:: Dataset extract ::
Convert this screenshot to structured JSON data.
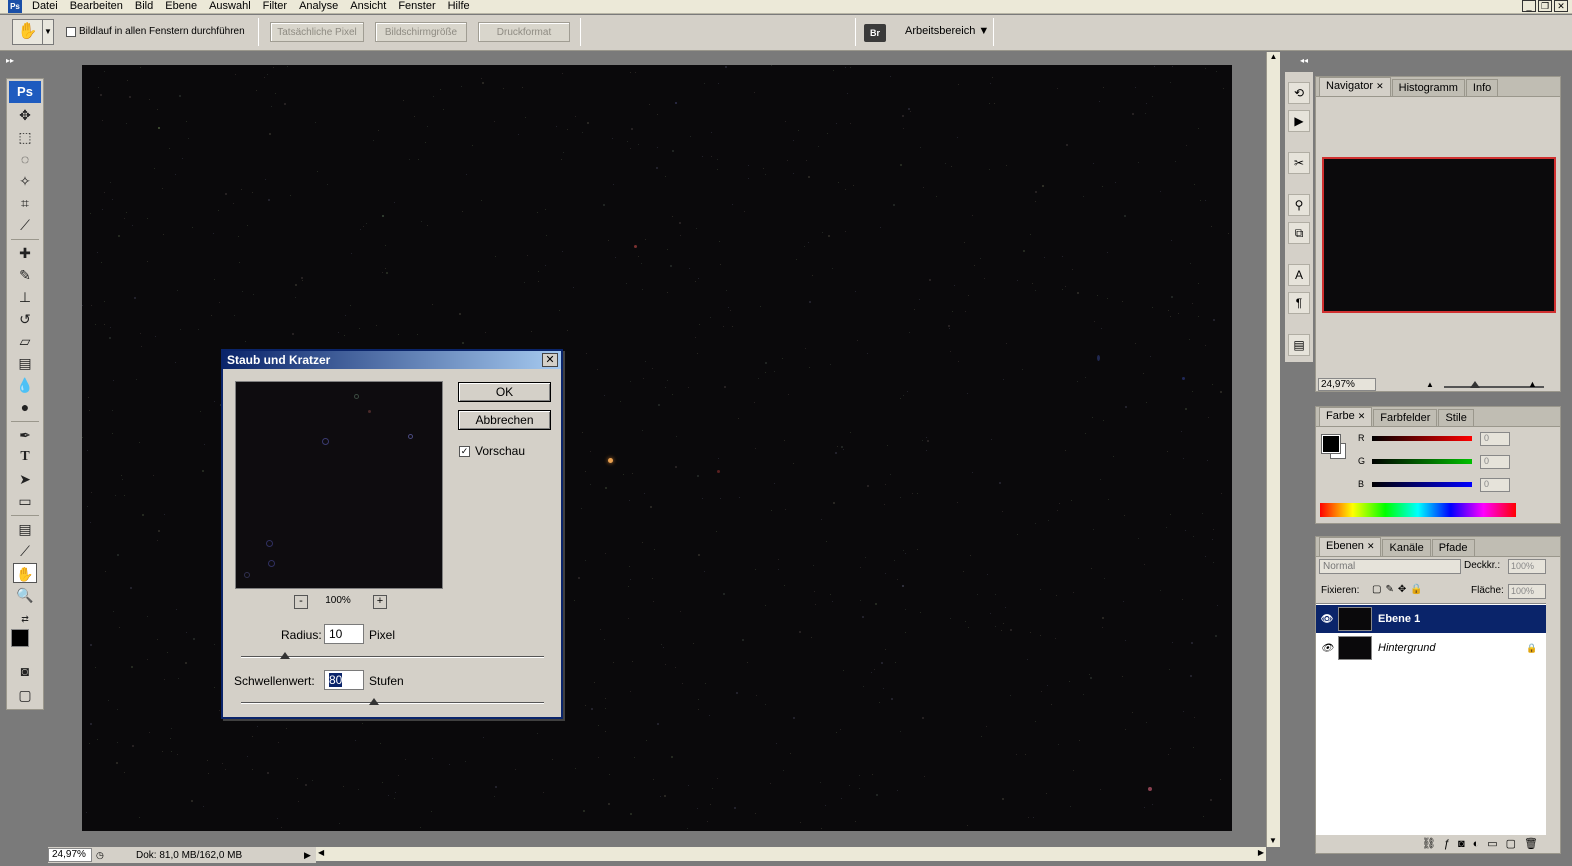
{
  "menubar": {
    "logo": "Ps",
    "items": [
      "Datei",
      "Bearbeiten",
      "Bild",
      "Ebene",
      "Auswahl",
      "Filter",
      "Analyse",
      "Ansicht",
      "Fenster",
      "Hilfe"
    ],
    "window_buttons": [
      "_",
      "❐",
      "✕"
    ]
  },
  "options": {
    "scroll_all_label": "Bildlauf in allen Fenstern durchführen",
    "actual_pixels": "Tatsächliche Pixel",
    "fit_screen": "Bildschirmgröße",
    "print_size": "Druckformat",
    "workspace": "Arbeitsbereich ▼",
    "bridge_label": "Br"
  },
  "toolbar": {
    "logo": "Ps"
  },
  "status": {
    "zoom": "24,97%",
    "doc": "Dok: 81,0 MB/162,0 MB"
  },
  "navigator": {
    "tabs": [
      "Navigator",
      "Histogramm",
      "Info"
    ],
    "zoom": "24,97%"
  },
  "color": {
    "tabs": [
      "Farbe",
      "Farbfelder",
      "Stile"
    ],
    "channels": [
      {
        "label": "R",
        "value": "0",
        "color": "#ff0000"
      },
      {
        "label": "G",
        "value": "0",
        "color": "#00c000"
      },
      {
        "label": "B",
        "value": "0",
        "color": "#0000ff"
      }
    ]
  },
  "layers": {
    "tabs": [
      "Ebenen",
      "Kanäle",
      "Pfade"
    ],
    "blend_mode": "Normal",
    "opacity_label": "Deckkr.:",
    "opacity": "100%",
    "lock_label": "Fixieren:",
    "fill_label": "Fläche:",
    "fill": "100%",
    "items": [
      {
        "name": "Ebene 1",
        "selected": true
      },
      {
        "name": "Hintergrund",
        "selected": false
      }
    ]
  },
  "dialog": {
    "title": "Staub und Kratzer",
    "ok": "OK",
    "cancel": "Abbrechen",
    "preview_label": "Vorschau",
    "preview_checked": true,
    "zoom": "100%",
    "zoom_out": "-",
    "zoom_in": "+",
    "radius_label": "Radius:",
    "radius_value": "10",
    "radius_unit": "Pixel",
    "threshold_label": "Schwellenwert:",
    "threshold_value": "80",
    "threshold_unit": "Stufen",
    "close": "✕"
  }
}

:: Task details ::
Leaving aside the images, write out the entries above word for word.

:: Task answer ::
Convert this screenshot to structured JSON data.
{
  "menubar": {
    "logo": "Ps",
    "items": [
      "Datei",
      "Bearbeiten",
      "Bild",
      "Ebene",
      "Auswahl",
      "Filter",
      "Analyse",
      "Ansicht",
      "Fenster",
      "Hilfe"
    ],
    "window_buttons": [
      "_",
      "❐",
      "✕"
    ]
  },
  "options": {
    "scroll_all_label": "Bildlauf in allen Fenstern durchführen",
    "actual_pixels": "Tatsächliche Pixel",
    "fit_screen": "Bildschirmgröße",
    "print_size": "Druckformat",
    "workspace": "Arbeitsbereich ▼",
    "bridge_label": "Br"
  },
  "toolbar": {
    "logo": "Ps"
  },
  "status": {
    "zoom": "24,97%",
    "doc": "Dok: 81,0 MB/162,0 MB"
  },
  "navigator": {
    "tabs": [
      "Navigator",
      "Histogramm",
      "Info"
    ],
    "zoom": "24,97%"
  },
  "color": {
    "tabs": [
      "Farbe",
      "Farbfelder",
      "Stile"
    ],
    "channels": [
      {
        "label": "R",
        "value": "0",
        "color": "#ff0000"
      },
      {
        "label": "G",
        "value": "0",
        "color": "#00c000"
      },
      {
        "label": "B",
        "value": "0",
        "color": "#0000ff"
      }
    ]
  },
  "layers": {
    "tabs": [
      "Ebenen",
      "Kanäle",
      "Pfade"
    ],
    "blend_mode": "Normal",
    "opacity_label": "Deckkr.:",
    "opacity": "100%",
    "lock_label": "Fixieren:",
    "fill_label": "Fläche:",
    "fill": "100%",
    "items": [
      {
        "name": "Ebene 1",
        "selected": true
      },
      {
        "name": "Hintergrund",
        "selected": false
      }
    ]
  },
  "dialog": {
    "title": "Staub und Kratzer",
    "ok": "OK",
    "cancel": "Abbrechen",
    "preview_label": "Vorschau",
    "preview_checked": true,
    "zoom": "100%",
    "zoom_out": "-",
    "zoom_in": "+",
    "radius_label": "Radius:",
    "radius_value": "10",
    "radius_unit": "Pixel",
    "threshold_label": "Schwellenwert:",
    "threshold_value": "80",
    "threshold_unit": "Stufen",
    "close": "✕"
  }
}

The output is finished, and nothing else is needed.